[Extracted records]
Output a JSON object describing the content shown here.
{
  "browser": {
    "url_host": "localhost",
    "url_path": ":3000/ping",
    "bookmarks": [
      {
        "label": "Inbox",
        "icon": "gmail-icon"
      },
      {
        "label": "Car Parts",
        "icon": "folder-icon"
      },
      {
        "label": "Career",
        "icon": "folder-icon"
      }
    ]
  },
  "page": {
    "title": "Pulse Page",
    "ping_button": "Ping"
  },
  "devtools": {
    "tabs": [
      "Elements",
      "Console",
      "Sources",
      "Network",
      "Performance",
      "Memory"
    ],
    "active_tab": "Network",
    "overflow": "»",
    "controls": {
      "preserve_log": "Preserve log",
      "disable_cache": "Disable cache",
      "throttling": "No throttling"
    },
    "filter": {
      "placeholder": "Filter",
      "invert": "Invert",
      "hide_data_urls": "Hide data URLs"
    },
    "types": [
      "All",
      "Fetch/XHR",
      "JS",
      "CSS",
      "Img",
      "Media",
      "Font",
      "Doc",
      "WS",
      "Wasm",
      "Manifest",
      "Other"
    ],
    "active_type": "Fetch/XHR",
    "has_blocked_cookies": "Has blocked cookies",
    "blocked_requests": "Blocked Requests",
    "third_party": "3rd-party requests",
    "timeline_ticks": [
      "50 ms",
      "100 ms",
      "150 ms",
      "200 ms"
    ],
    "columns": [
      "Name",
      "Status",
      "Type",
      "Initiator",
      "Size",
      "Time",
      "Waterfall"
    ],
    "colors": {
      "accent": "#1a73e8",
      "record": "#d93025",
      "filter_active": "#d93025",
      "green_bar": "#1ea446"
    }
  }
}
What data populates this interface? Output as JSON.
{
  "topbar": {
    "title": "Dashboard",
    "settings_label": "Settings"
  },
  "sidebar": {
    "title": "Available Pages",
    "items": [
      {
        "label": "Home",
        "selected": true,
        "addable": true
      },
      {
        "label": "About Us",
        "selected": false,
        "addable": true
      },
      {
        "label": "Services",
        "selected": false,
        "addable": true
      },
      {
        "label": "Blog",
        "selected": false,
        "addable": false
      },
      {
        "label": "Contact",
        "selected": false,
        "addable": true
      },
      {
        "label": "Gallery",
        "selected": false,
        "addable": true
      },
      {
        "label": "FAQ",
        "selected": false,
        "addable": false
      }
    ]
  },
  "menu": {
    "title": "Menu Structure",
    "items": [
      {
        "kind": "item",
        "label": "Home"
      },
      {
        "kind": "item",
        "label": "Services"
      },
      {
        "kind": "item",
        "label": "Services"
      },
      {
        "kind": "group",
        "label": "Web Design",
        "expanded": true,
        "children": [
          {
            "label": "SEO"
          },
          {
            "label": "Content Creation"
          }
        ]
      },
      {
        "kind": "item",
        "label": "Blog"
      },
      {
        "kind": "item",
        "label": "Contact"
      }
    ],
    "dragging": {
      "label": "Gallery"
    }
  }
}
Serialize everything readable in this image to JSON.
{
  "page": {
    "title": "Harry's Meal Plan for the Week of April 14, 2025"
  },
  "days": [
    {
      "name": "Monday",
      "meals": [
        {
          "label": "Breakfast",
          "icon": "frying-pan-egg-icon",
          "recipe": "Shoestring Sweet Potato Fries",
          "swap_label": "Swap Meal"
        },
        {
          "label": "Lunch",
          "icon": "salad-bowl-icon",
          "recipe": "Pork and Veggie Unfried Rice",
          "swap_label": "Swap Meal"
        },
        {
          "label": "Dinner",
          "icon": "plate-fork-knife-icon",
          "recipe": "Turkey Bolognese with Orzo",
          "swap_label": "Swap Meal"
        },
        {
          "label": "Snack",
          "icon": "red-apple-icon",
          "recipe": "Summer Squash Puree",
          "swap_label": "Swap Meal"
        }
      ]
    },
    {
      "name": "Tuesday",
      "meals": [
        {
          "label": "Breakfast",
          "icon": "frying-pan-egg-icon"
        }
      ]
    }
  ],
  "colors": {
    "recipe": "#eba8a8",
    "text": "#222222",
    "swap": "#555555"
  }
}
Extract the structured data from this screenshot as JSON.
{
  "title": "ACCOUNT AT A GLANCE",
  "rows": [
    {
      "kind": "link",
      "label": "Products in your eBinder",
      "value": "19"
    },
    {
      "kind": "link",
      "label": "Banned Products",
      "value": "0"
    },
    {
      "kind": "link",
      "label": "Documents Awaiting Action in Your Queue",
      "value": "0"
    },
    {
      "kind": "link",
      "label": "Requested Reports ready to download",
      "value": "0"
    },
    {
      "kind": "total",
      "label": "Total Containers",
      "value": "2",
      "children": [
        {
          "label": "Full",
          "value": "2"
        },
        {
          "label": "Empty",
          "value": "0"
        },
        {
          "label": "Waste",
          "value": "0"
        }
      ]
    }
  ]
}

Short problem »
Give back the lines above exactly, from the one with "Extract the structured" through the last line.

Response to the task »
Extract the structured data from this screenshot as JSON.
{
  "title": "ACCOUNT AT A GLANCE",
  "rows": [
    {
      "kind": "link",
      "label": "Products in your eBinder",
      "value": "19"
    },
    {
      "kind": "link",
      "label": "Banned Products",
      "value": "0"
    },
    {
      "kind": "link",
      "label": "Documents Awaiting Action in Your Queue",
      "value": "0"
    },
    {
      "kind": "link",
      "label": "Requested Reports ready to download",
      "value": "0"
    },
    {
      "kind": "total",
      "label": "Total Containers",
      "value": "2",
      "children": [
        {
          "label": "Full",
          "value": "2"
        },
        {
          "label": "Empty",
          "value": "0"
        },
        {
          "label": "Waste",
          "value": "0"
        }
      ]
    }
  ]
}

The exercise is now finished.